▸ **Aim of the task**
Find each line holding "combi" and copy it out.

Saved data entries

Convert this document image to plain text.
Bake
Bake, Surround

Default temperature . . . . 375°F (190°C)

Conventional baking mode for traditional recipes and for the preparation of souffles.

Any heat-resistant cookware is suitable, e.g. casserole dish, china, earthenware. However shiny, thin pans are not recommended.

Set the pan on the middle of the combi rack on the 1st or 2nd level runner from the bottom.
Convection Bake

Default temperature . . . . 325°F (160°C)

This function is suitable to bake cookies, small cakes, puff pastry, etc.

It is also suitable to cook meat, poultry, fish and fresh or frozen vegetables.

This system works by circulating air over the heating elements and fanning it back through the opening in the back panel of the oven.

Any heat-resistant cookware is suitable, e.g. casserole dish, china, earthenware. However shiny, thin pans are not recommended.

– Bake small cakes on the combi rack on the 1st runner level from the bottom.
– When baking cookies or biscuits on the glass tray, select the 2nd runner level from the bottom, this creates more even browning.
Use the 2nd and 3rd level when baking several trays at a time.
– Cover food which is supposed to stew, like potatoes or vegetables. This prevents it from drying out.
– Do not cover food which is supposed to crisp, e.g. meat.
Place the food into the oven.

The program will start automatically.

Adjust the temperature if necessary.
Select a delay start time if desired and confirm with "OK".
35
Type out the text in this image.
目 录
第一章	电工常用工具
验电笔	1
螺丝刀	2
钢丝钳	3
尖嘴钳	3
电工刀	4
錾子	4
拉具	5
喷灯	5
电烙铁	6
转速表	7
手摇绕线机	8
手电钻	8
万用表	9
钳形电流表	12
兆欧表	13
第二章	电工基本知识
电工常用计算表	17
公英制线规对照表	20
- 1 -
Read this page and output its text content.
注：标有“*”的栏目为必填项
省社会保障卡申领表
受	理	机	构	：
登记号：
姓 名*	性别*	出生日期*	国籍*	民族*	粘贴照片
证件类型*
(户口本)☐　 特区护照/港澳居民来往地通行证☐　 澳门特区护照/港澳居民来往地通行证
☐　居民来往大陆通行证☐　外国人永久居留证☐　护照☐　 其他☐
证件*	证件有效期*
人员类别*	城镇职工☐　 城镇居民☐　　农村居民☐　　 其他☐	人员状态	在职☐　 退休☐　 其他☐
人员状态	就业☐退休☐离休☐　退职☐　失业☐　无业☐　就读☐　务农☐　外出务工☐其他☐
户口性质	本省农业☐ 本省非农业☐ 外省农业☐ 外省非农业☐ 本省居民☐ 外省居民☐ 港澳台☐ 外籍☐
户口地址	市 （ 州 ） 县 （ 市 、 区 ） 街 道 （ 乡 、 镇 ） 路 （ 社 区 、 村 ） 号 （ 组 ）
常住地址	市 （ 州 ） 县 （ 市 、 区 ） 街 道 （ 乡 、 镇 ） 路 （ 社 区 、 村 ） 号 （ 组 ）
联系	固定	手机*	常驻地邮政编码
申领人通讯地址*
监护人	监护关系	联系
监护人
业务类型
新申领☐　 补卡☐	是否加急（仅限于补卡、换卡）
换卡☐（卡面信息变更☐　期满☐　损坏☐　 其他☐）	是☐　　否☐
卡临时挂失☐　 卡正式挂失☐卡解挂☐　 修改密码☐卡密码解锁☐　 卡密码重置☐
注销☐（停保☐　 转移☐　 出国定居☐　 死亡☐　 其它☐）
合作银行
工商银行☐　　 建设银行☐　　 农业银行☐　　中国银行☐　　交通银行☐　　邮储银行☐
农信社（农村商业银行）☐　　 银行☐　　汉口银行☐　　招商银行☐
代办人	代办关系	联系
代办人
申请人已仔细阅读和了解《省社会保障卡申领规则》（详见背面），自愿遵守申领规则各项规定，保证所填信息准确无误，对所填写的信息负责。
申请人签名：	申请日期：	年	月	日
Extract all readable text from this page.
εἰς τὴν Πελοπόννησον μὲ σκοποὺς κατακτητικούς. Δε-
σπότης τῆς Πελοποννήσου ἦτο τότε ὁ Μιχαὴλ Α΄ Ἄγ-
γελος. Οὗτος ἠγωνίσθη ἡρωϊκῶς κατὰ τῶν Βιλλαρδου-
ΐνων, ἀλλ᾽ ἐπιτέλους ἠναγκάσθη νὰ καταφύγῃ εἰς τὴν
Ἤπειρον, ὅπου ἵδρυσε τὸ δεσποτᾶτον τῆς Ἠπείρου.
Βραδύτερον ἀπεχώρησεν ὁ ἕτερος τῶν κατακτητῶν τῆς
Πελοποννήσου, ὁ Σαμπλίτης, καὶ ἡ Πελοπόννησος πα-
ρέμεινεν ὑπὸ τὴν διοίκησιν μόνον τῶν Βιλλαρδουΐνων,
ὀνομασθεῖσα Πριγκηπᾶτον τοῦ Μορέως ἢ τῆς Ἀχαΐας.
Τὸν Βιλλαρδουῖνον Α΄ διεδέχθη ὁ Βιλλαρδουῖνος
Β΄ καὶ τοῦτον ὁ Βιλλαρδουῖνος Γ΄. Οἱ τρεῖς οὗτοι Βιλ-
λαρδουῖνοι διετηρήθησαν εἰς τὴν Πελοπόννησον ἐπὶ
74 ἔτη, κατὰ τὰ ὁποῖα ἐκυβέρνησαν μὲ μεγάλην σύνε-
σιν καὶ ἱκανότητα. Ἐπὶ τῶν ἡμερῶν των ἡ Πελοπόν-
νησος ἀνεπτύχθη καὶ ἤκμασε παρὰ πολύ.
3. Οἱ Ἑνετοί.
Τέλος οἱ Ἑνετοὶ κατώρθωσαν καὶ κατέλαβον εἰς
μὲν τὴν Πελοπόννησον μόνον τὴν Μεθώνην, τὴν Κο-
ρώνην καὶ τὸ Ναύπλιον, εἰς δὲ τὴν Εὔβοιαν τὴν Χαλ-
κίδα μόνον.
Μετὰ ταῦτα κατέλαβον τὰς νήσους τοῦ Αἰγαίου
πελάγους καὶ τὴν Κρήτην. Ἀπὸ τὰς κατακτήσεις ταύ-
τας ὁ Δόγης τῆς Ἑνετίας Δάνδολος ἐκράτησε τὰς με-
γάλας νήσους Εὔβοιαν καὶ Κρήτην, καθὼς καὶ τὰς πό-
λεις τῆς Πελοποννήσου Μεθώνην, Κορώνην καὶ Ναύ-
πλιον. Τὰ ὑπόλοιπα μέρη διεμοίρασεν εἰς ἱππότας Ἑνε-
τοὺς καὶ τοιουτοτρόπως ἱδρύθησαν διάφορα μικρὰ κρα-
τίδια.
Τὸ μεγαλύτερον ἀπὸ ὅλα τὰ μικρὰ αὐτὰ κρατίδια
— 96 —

▸ **Solution for this exercise**
Set the pan on the middle of the combi rack on the 1st or 2nd level runner from the bottom.
– Bake small cakes on the combi rack on the 1st runner level from the bottom.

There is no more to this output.